▸ **Provided records**

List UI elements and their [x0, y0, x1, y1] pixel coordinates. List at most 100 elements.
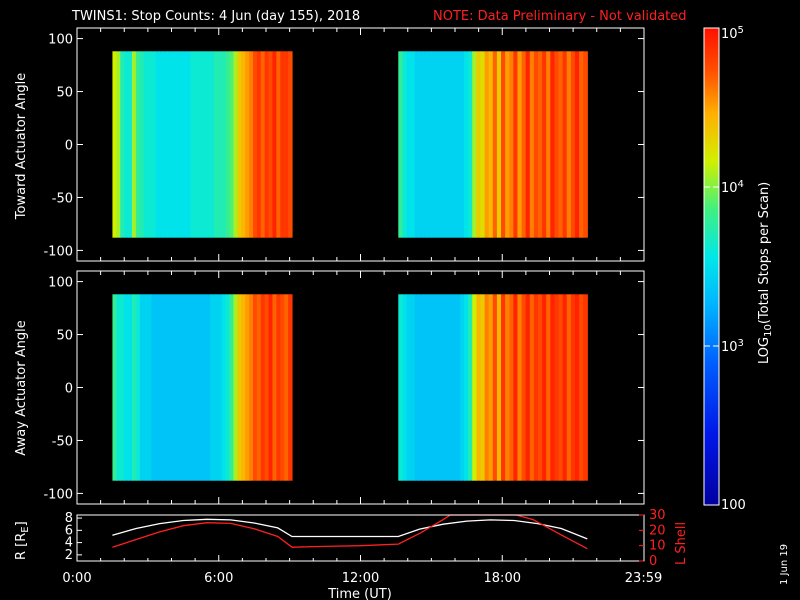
- toward-cell: [237, 51, 242, 238]
- away-cell: [124, 294, 129, 481]
- toward-cell: [112, 51, 117, 238]
- toward-cell: [554, 51, 560, 238]
- toward-cell: [435, 51, 440, 238]
- toward-cell: [488, 51, 494, 238]
- colorbar-tick-label: 105: [721, 25, 744, 42]
- away-cell: [264, 294, 270, 481]
- orbit-y2tick-label: 0: [649, 554, 657, 569]
- toward-cell: [496, 51, 502, 238]
- away-cell: [202, 294, 207, 481]
- toward-cell: [480, 51, 486, 238]
- colorbar-frame: [703, 27, 720, 506]
- away-ytick-label: -100: [43, 487, 73, 502]
- toward-cell: [139, 51, 145, 238]
- toward-cell: [120, 51, 125, 238]
- toward-cell: [131, 51, 137, 238]
- away-cell: [225, 294, 231, 481]
- away-cell: [492, 294, 498, 481]
- away-cell: [525, 294, 531, 481]
- away-cell: [210, 294, 215, 481]
- toward-cell: [542, 51, 547, 238]
- away-cell: [554, 294, 560, 481]
- away-cell: [517, 294, 523, 481]
- toward-cell: [186, 51, 192, 238]
- toward-cell: [174, 51, 180, 238]
- toward-cell: [116, 51, 121, 238]
- toward-cell: [468, 51, 473, 238]
- away-cell: [443, 294, 449, 481]
- orbit-y2label: L Shell: [674, 522, 689, 565]
- toward-cell: [484, 51, 490, 238]
- toward-cell: [151, 51, 156, 238]
- colorbar-tick-label: 103: [721, 338, 744, 355]
- toward-cell: [550, 51, 556, 238]
- away-cell: [566, 294, 572, 481]
- away-ytick-label: 50: [56, 329, 73, 344]
- away-cell: [186, 294, 192, 481]
- toward-cell: [570, 51, 576, 238]
- away-cell: [562, 294, 568, 481]
- chart-note: NOTE: Data Preliminary - Not validated: [433, 9, 687, 24]
- toward-cell: [182, 51, 188, 238]
- toward-cell: [439, 51, 445, 238]
- toward-cell: [128, 51, 133, 238]
- away-cell: [542, 294, 547, 481]
- toward-cell: [241, 51, 246, 238]
- toward-cell: [410, 51, 416, 238]
- toward-cell: [135, 51, 141, 238]
- away-ylabel: Away Actuator Angle: [14, 320, 29, 455]
- away-cell: [221, 294, 227, 481]
- orbit-ylabel: R [RE]: [14, 521, 31, 560]
- x-tick-label: 6:00: [204, 571, 233, 586]
- toward-cell: [229, 51, 235, 238]
- toward-cell: [579, 51, 584, 238]
- toward-cell: [525, 51, 531, 238]
- away-ytick-label: -50: [52, 434, 73, 449]
- away-cell: [276, 294, 281, 481]
- colorbar-tick-label: 100: [721, 498, 746, 513]
- away-cell: [190, 294, 195, 481]
- toward-cell: [213, 51, 219, 238]
- away-cell: [529, 294, 535, 481]
- toward-cell: [233, 51, 238, 238]
- toward-cell: [521, 51, 527, 238]
- x-tick-label: 0:00: [62, 571, 91, 586]
- toward-ytick-label: 50: [56, 86, 73, 101]
- away-cell: [459, 294, 465, 481]
- orbit-ytick-label: 2: [65, 548, 73, 563]
- away-cell: [198, 294, 203, 481]
- toward-cell: [533, 51, 539, 238]
- away-cell: [447, 294, 453, 481]
- orbit-y2tick-label: 10: [649, 539, 666, 554]
- away-cell: [217, 294, 223, 481]
- toward-cell: [268, 51, 274, 238]
- toward-cell: [459, 51, 465, 238]
- away-cell: [272, 294, 277, 481]
- away-cell: [260, 294, 266, 481]
- toward-cell: [455, 51, 461, 238]
- away-cell: [245, 294, 250, 481]
- away-cell: [422, 294, 428, 481]
- toward-cell: [505, 51, 510, 238]
- toward-cell: [406, 51, 412, 238]
- orbit-ytick-label: 4: [65, 536, 73, 551]
- x-tick-label: 18:00: [484, 571, 521, 586]
- toward-cell: [147, 51, 153, 238]
- side-stamp: 1 Jun 19: [779, 544, 790, 585]
- toward-cell: [155, 51, 160, 238]
- away-cell: [406, 294, 412, 481]
- away-cell: [402, 294, 408, 481]
- away-cell: [116, 294, 121, 481]
- toward-cell: [476, 51, 482, 238]
- away-cell: [550, 294, 556, 481]
- away-cell: [284, 294, 289, 481]
- orbit-lines: [112, 514, 588, 550]
- away-cell: [455, 294, 461, 481]
- chart-title: TWINS1: Stop Counts: 4 Jun (day 155), 20…: [71, 9, 360, 24]
- toward-cell: [249, 51, 254, 238]
- away-cell: [213, 294, 219, 481]
- away-cell: [174, 294, 180, 481]
- away-cell: [131, 294, 137, 481]
- orbit-frame: [76, 514, 645, 562]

▸ **Aim of the exercise**
Copy the lines from the one with "- toward-cell: [237, 51, 242, 238]" to the one with "- x-tick-label: 6:00: [204, 571, 233, 586]", word for word.

▸ **Full output**
- toward-cell: [237, 51, 242, 238]
- away-cell: [124, 294, 129, 481]
- toward-cell: [112, 51, 117, 238]
- toward-cell: [554, 51, 560, 238]
- toward-cell: [435, 51, 440, 238]
- toward-cell: [488, 51, 494, 238]
- colorbar-tick-label: 105: [721, 25, 744, 42]
- away-cell: [264, 294, 270, 481]
- orbit-y2tick-label: 0: [649, 554, 657, 569]
- toward-cell: [496, 51, 502, 238]
- away-cell: [202, 294, 207, 481]
- toward-cell: [480, 51, 486, 238]
- colorbar-frame: [703, 27, 720, 506]
- away-ytick-label: -100: [43, 487, 73, 502]
- toward-cell: [139, 51, 145, 238]
- toward-cell: [120, 51, 125, 238]
- toward-cell: [131, 51, 137, 238]
- away-cell: [225, 294, 231, 481]
- away-cell: [492, 294, 498, 481]
- away-cell: [525, 294, 531, 481]
- away-cell: [210, 294, 215, 481]
- toward-cell: [542, 51, 547, 238]
- away-cell: [554, 294, 560, 481]
- away-cell: [517, 294, 523, 481]
- toward-cell: [186, 51, 192, 238]
- toward-cell: [174, 51, 180, 238]
- toward-cell: [116, 51, 121, 238]
- toward-cell: [468, 51, 473, 238]
- away-cell: [443, 294, 449, 481]
- orbit-y2label: L Shell: [674, 522, 689, 565]
- toward-cell: [484, 51, 490, 238]
- toward-cell: [151, 51, 156, 238]
- colorbar-tick-label: 103: [721, 338, 744, 355]
- toward-cell: [550, 51, 556, 238]
- away-cell: [566, 294, 572, 481]
- away-ytick-label: 50: [56, 329, 73, 344]
- away-cell: [186, 294, 192, 481]
- toward-cell: [570, 51, 576, 238]
- away-cell: [562, 294, 568, 481]
- chart-note: NOTE: Data Preliminary - Not validated: [433, 9, 687, 24]
- toward-cell: [182, 51, 188, 238]
- toward-cell: [439, 51, 445, 238]
- toward-cell: [128, 51, 133, 238]
- away-cell: [542, 294, 547, 481]
- toward-cell: [241, 51, 246, 238]
- toward-cell: [410, 51, 416, 238]
- toward-cell: [135, 51, 141, 238]
- away-ylabel: Away Actuator Angle: [14, 320, 29, 455]
- away-cell: [221, 294, 227, 481]
- orbit-ylabel: R [RE]: [14, 521, 31, 560]
- x-tick-label: 6:00: [204, 571, 233, 586]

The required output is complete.